WHAT IS REQUIRED: Write the following lines as a JSON list of strings, one string per line, leaving out the blank lines.

MATERIAL FOR THE TASK:
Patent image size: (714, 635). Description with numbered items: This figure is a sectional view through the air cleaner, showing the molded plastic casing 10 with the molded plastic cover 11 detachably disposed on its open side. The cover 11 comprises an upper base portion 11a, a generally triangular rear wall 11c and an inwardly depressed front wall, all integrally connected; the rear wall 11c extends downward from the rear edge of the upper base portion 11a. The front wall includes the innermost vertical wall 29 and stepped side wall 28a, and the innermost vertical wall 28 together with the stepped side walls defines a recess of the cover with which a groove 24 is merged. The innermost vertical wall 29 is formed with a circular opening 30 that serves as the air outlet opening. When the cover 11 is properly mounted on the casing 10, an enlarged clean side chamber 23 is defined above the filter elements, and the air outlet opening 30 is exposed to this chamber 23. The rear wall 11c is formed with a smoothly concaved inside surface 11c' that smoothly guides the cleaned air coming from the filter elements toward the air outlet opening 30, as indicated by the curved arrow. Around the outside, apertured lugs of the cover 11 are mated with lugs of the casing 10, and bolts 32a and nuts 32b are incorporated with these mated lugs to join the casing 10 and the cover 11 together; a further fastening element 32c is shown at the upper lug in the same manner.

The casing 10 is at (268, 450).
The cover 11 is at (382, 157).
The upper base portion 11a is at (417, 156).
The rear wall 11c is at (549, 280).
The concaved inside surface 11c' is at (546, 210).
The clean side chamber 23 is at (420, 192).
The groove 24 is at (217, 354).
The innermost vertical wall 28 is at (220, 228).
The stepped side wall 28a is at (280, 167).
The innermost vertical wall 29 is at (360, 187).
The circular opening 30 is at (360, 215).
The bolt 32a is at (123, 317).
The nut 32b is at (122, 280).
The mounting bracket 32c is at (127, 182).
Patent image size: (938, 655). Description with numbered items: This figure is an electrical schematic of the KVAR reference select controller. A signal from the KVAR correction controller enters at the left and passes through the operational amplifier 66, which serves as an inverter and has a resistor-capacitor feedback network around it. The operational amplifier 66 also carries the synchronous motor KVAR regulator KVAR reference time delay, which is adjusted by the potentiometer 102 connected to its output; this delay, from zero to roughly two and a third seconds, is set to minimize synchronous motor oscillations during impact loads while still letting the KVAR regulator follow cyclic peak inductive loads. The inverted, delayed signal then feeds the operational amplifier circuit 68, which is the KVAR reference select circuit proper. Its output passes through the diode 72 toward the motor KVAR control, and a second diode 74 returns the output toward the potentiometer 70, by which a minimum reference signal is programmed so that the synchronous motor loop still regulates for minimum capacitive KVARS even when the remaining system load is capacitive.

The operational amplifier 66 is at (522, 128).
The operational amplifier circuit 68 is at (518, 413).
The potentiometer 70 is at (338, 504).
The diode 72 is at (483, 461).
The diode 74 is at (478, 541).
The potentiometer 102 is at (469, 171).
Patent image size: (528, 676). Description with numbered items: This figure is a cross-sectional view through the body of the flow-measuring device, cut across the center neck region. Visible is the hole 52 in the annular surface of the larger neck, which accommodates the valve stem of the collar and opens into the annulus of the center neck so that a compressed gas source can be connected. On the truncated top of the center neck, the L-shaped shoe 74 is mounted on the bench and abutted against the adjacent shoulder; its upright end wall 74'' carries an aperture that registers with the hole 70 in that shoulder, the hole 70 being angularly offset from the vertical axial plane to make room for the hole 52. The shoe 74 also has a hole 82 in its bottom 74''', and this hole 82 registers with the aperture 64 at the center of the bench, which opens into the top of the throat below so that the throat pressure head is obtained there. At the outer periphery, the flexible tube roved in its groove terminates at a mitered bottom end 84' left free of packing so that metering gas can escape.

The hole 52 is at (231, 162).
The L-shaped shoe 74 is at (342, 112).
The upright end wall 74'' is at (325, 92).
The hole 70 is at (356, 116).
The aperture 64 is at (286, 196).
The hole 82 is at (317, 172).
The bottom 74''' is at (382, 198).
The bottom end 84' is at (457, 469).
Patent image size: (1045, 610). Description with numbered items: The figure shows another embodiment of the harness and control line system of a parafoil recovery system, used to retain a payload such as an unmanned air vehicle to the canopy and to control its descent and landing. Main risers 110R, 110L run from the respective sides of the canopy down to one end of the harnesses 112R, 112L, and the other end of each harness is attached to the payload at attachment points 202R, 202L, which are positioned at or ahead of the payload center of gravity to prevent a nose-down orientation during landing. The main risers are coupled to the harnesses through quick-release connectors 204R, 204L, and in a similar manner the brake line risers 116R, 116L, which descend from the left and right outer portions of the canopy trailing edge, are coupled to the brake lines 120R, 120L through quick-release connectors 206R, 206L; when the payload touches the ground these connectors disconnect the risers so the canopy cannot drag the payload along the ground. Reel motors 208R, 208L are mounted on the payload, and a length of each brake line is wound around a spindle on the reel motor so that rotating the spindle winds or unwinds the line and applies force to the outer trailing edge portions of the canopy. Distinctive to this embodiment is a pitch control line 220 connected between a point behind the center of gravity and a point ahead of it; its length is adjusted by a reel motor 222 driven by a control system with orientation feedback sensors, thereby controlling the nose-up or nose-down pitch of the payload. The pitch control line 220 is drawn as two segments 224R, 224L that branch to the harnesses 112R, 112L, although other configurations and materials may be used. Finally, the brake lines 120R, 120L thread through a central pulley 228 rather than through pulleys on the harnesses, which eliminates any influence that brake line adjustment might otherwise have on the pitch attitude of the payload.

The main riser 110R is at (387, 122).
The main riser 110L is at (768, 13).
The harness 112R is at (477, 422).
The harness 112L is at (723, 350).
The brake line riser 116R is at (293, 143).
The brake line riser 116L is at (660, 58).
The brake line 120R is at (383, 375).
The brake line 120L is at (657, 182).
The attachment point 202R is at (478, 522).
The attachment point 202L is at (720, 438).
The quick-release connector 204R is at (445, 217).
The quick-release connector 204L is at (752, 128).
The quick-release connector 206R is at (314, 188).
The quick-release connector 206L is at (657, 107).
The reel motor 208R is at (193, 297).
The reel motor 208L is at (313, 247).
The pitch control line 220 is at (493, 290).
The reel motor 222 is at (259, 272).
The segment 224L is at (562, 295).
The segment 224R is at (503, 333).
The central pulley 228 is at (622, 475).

THE COMPLETED TASK:
[
  "Patent image size: (714, 635). Description with numbered items: This figure is a sectional view through the air cleaner, showing the molded plastic casing 10 with the molded plastic cover 11 detachably disposed on its open side. The cover 11 comprises an upper base portion 11a, a generally triangular rear wall 11c and an inwardly depressed front wall, all integrally connected; the rear wall 11c extends downward from the rear edge of the upper base portion 11a. The front wall includes the innermost vertical wall 29 and stepped side wall 28a, and the innermost vertical wall 28 together with the stepped side walls defines a recess of the cover with which a groove 24 is merged. The innermost vertical wall 29 is formed with a circular opening 30 that serves as the air outlet opening. When the cover 11 is properly mounted on the casing 10, an enlarged clean side chamber 23 is defined above the filter elements, and the air outlet opening 30 is exposed to this chamber 23. The rear wall 11c is formed with a smoothly concaved inside surface 11c' that smoothly guides the cleaned air coming from the filter elements toward the air outlet opening 30, as indicated by the curved arrow. Around the outside, apertured lugs of the cover 11 are mated with lugs of the casing 10, and bolts 32a and nuts 32b are incorporated with these mated lugs to join the casing 10 and the cover 11 together; a further fastening element 32c is shown at the upper lug in the same manner.",
  "The casing 10 is at (268, 450).",
  "The cover 11 is at (382, 157).",
  "The upper base portion 11a is at (417, 156).",
  "The rear wall 11c is at (549, 280).",
  "The concaved inside surface 11c' is at (546, 210).",
  "The clean side chamber 23 is at (420, 192).",
  "The groove 24 is at (217, 354).",
  "The innermost vertical wall 28 is at (220, 228).",
  "The stepped side wall 28a is at (280, 167).",
  "The innermost vertical wall 29 is at (360, 187).",
  "The circular opening 30 is at (360, 215).",
  "The bolt 32a is at (123, 317).",
  "The nut 32b is at (122, 280).",
  "The mounting bracket 32c is at (127, 182).",
  "Patent image size: (938, 655). Description with numbered items: This figure is an electrical schematic of the KVAR reference select controller. A signal from the KVAR correction controller enters at the left and passes through the operational amplifier 66, which serves as an inverter and has a resistor-capacitor feedback network around it. The operational amplifier 66 also carries the synchronous motor KVAR regulator KVAR reference time delay, which is adjusted by the potentiometer 102 connected to its output; this delay, from zero to roughly two and a third seconds, is set to minimize synchronous motor oscillations during impact loads while still letting the KVAR regulator follow cyclic peak inductive loads. The inverted, delayed signal then feeds the operational amplifier circuit 68, which is the KVAR reference select circuit proper. Its output passes through the diode 72 toward the motor KVAR control, and a second diode 74 returns the output toward the potentiometer 70, by which a minimum reference signal is programmed so that the synchronous motor loop still regulates for minimum capacitive KVARS even when the remaining system load is capacitive.",
  "The operational amplifier 66 is at (522, 128).",
  "The operational amplifier circuit 68 is at (518, 413).",
  "The potentiometer 70 is at (338, 504).",
  "The diode 72 is at (483, 461).",
  "The diode 74 is at (478, 541).",
  "The potentiometer 102 is at (469, 171).",
  "Patent image size: (528, 676). Description with numbered items: This figure is a cross-sectional view through the body of the flow-measuring device, cut across the center neck region. Visible is the hole 52 in the annular surface of the larger neck, which accommodates the valve stem of the collar and opens into the annulus of the center neck so that a compressed gas source can be connected. On the truncated top of the center neck, the L-shaped shoe 74 is mounted on the bench and abutted against the adjacent shoulder; its upright end wall 74'' carries an aperture that registers with the hole 70 in that shoulder, the hole 70 being angularly offset from the vertical axial plane to make room for the hole 52. The shoe 74 also has a hole 82 in its bottom 74''', and this hole 82 registers with the aperture 64 at the center of the bench, which opens into the top of the throat below so that the throat pressure head is obtained there. At the outer periphery, the flexible tube roved in its groove terminates at a mitered bottom end 84' left free of packing so that metering gas can escape.",
  "The hole 52 is at (231, 162).",
  "The L-shaped shoe 74 is at (342, 112).",
  "The upright end wall 74'' is at (325, 92).",
  "The hole 70 is at (356, 116).",
  "The aperture 64 is at (286, 196).",
  "The hole 82 is at (317, 172).",
  "The bottom 74''' is at (382, 198).",
  "The bottom end 84' is at (457, 469).",
  "Patent image size: (1045, 610). Description with numbered items: The figure shows another embodiment of the harness and control line system of a parafoil recovery system, used to retain a payload such as an unmanned air vehicle to the canopy and to control its descent and landing. Main risers 110R, 110L run from the respective sides of the canopy down to one end of the harnesses 112R, 112L, and the other end of each harness is attached to the payload at attachment points 202R, 202L, which are positioned at or ahead of the payload center of gravity to prevent a nose-down orientation during landing. The main risers are coupled to the harnesses through quick-release connectors 204R, 204L, and in a similar manner the brake line risers 116R, 116L, which descend from the left and right outer portions of the canopy trailing edge, are coupled to the brake lines 120R, 120L through quick-release connectors 206R, 206L; when the payload touches the ground these connectors disconnect the risers so the canopy cannot drag the payload along the ground. Reel motors 208R, 208L are mounted on the payload, and a length of each brake line is wound around a spindle on the reel motor so that rotating the spindle winds or unwinds the line and applies force to the outer trailing edge portions of the canopy. Distinctive to this embodiment is a pitch control line 220 connected between a point behind the center of gravity and a point ahead of it; its length is adjusted by a reel motor 222 driven by a control system with orientation feedback sensors, thereby controlling the nose-up or nose-down pitch of the payload. The pitch control line 220 is drawn as two segments 224R, 224L that branch to the harnesses 112R, 112L, although other configurations and materials may be used. Finally, the brake lines 120R, 120L thread through a central pulley 228 rather than through pulleys on the harnesses, which eliminates any influence that brake line adjustment might otherwise have on the pitch attitude of the payload.",
  "The main riser 110R is at (387, 122).",
  "The main riser 110L is at (768, 13).",
  "The harness 112R is at (477, 422).",
  "The harness 112L is at (723, 350).",
  "The brake line riser 116R is at (293, 143).",
  "The brake line riser 116L is at (660, 58).",
  "The brake line 120R is at (383, 375).",
  "The brake line 120L is at (657, 182).",
  "The attachment point 202R is at (478, 522).",
  "The attachment point 202L is at (720, 438).",
  "The quick-release connector 204R is at (445, 217).",
  "The quick-release connector 204L is at (752, 128).",
  "The quick-release connector 206R is at (314, 188).",
  "The quick-release connector 206L is at (657, 107).",
  "The reel motor 208R is at (193, 297).",
  "The reel motor 208L is at (313, 247).",
  "The pitch control line 220 is at (493, 290).",
  "The reel motor 222 is at (259, 272).",
  "The segment 224L is at (562, 295).",
  "The segment 224R is at (503, 333).",
  "The central pulley 228 is at (622, 475)."
]